→ **Task goal**
Reproduce all entries word for word.

→ **Stored data**

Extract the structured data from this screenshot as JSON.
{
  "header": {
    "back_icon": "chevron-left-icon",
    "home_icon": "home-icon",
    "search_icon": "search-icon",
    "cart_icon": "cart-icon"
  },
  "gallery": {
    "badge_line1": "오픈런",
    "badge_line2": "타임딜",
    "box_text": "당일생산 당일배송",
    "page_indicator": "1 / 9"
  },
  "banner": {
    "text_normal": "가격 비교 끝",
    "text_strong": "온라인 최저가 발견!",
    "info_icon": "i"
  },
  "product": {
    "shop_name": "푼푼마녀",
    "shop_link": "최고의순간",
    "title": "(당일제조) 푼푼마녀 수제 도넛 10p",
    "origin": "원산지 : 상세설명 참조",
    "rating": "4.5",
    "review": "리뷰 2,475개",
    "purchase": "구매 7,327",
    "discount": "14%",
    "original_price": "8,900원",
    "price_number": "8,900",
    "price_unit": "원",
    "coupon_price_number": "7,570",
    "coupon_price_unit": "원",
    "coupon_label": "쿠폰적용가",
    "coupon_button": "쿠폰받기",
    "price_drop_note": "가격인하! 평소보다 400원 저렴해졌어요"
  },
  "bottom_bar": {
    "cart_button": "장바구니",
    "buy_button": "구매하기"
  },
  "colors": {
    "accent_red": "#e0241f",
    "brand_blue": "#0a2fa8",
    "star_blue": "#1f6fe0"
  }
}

→ **Solution**
Extract the structured data from this screenshot as JSON.
{
  "header": {
    "back_icon": "chevron-left-icon",
    "home_icon": "home-icon",
    "search_icon": "search-icon",
    "cart_icon": "cart-icon"
  },
  "gallery": {
    "badge_line1": "오픈런",
    "badge_line2": "타임딜",
    "box_text": "당일생산 당일배송",
    "page_indicator": "1 / 9"
  },
  "banner": {
    "text_normal": "가격 비교 끝",
    "text_strong": "온라인 최저가 발견!",
    "info_icon": "i"
  },
  "product": {
    "shop_name": "푼푼마녀",
    "shop_link": "최고의순간",
    "title": "(당일제조) 푼푼마녀 수제 도넛 10p",
    "origin": "원산지 : 상세설명 참조",
    "rating": "4.5",
    "review": "리뷰 2,475개",
    "purchase": "구매 7,327",
    "discount": "14%",
    "original_price": "8,900원",
    "price_number": "8,900",
    "price_unit": "원",
    "coupon_price_number": "7,570",
    "coupon_price_unit": "원",
    "coupon_label": "쿠폰적용가",
    "coupon_button": "쿠폰받기",
    "price_drop_note": "가격인하! 평소보다 400원 저렴해졌어요"
  },
  "bottom_bar": {
    "cart_button": "장바구니",
    "buy_button": "구매하기"
  },
  "colors": {
    "accent_red": "#e0241f",
    "brand_blue": "#0a2fa8",
    "star_blue": "#1f6fe0"
  }
}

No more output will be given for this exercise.